-- START OF Records to use --

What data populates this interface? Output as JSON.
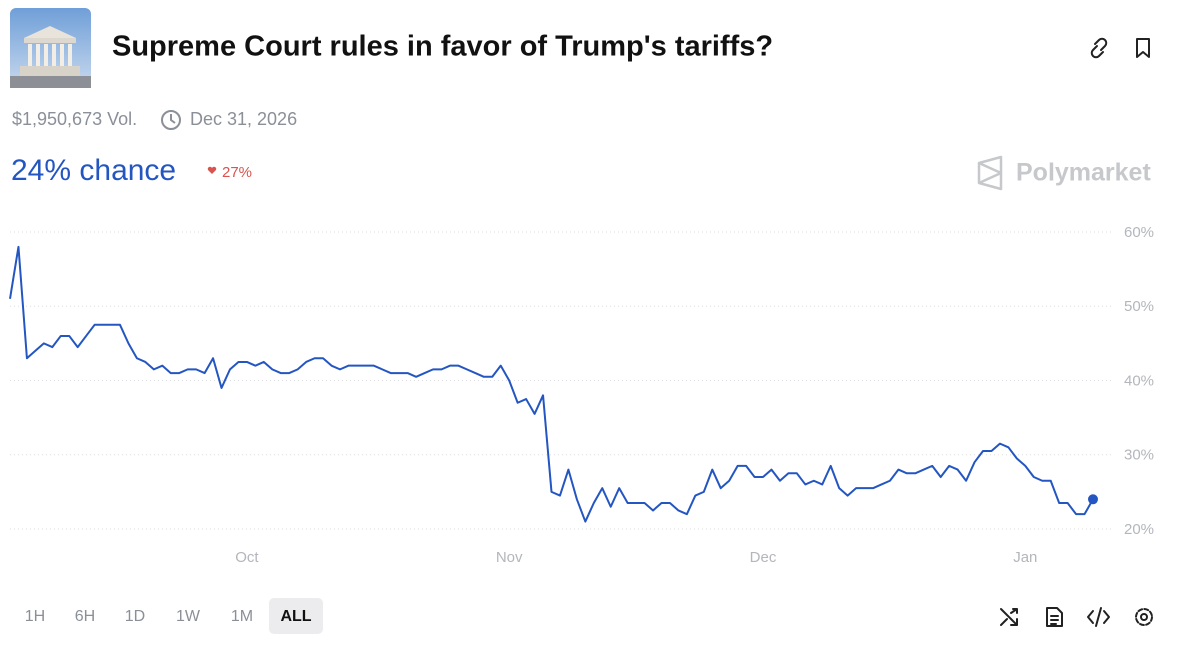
{
  "header": {
    "title": "Supreme Court rules in favor of Trump's tariffs?",
    "volume": "$1,950,673 Vol.",
    "end_date": "Dec 31, 2026",
    "chance": "24% chance",
    "change": "27%",
    "brand": "Polymarket"
  },
  "time_buttons": [
    "1H",
    "6H",
    "1D",
    "1W",
    "1M",
    "ALL"
  ],
  "chart_data": {
    "type": "line",
    "color": "#2456c2",
    "grid": true,
    "ylim": [
      20,
      60
    ],
    "yticks": [
      {
        "value": 20,
        "label": "20%"
      },
      {
        "value": 30,
        "label": "30%"
      },
      {
        "value": 40,
        "label": "40%"
      },
      {
        "value": 50,
        "label": "50%"
      },
      {
        "value": 60,
        "label": "60%"
      }
    ],
    "categories": [
      null,
      null,
      null,
      null,
      null,
      null,
      null,
      null,
      null,
      null,
      null,
      null,
      null,
      null,
      null,
      null,
      null,
      null,
      null,
      null,
      null,
      null,
      null,
      null,
      null,
      null,
      null,
      null,
      "Oct",
      null,
      null,
      null,
      null,
      null,
      null,
      null,
      null,
      null,
      null,
      null,
      null,
      null,
      null,
      null,
      null,
      null,
      null,
      null,
      null,
      null,
      null,
      null,
      null,
      null,
      null,
      null,
      null,
      null,
      null,
      "Nov",
      null,
      null,
      null,
      null,
      null,
      null,
      null,
      null,
      null,
      null,
      null,
      null,
      null,
      null,
      null,
      null,
      null,
      null,
      null,
      null,
      null,
      null,
      null,
      null,
      null,
      null,
      null,
      null,
      null,
      "Dec",
      null,
      null,
      null,
      null,
      null,
      null,
      null,
      null,
      null,
      null,
      null,
      null,
      null,
      null,
      null,
      null,
      null,
      null,
      null,
      null,
      null,
      null,
      null,
      null,
      null,
      null,
      null,
      null,
      null,
      null,
      "Jan",
      null,
      null,
      null,
      null,
      null,
      null,
      null,
      null
    ],
    "values": [
      51,
      58,
      43,
      44,
      45,
      44.5,
      46,
      46,
      44.5,
      46,
      47.5,
      47.5,
      47.5,
      47.5,
      45,
      43,
      42.5,
      41.5,
      42,
      41,
      41,
      41.5,
      41.5,
      41,
      43,
      39,
      41.5,
      42.5,
      42.5,
      42,
      42.5,
      41.5,
      41,
      41,
      41.5,
      42.5,
      43,
      43,
      42,
      41.5,
      42,
      42,
      42,
      42,
      41.5,
      41,
      41,
      41,
      40.5,
      41,
      41.5,
      41.5,
      42,
      42,
      41.5,
      41,
      40.5,
      40.5,
      42,
      40,
      37,
      37.5,
      35.5,
      38,
      25,
      24.5,
      28,
      24,
      21,
      23.5,
      25.5,
      23,
      25.5,
      23.5,
      23.5,
      23.5,
      22.5,
      23.5,
      23.5,
      22.5,
      22,
      24.5,
      25,
      28,
      25.5,
      26.5,
      28.5,
      28.5,
      27,
      27,
      28,
      26.5,
      27.5,
      27.5,
      26,
      26.5,
      26,
      28.5,
      25.5,
      24.5,
      25.5,
      25.5,
      25.5,
      26,
      26.5,
      28,
      27.5,
      27.5,
      28,
      28.5,
      27,
      28.5,
      28,
      26.5,
      29,
      30.5,
      30.5,
      31.5,
      31,
      29.5,
      28.5,
      27,
      26.5,
      26.5,
      23.5,
      23.5,
      22,
      22,
      24
    ]
  }
}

-- END OF Records to use --

Of the lines above, how many hold the string "label"? Answer with only the number.

5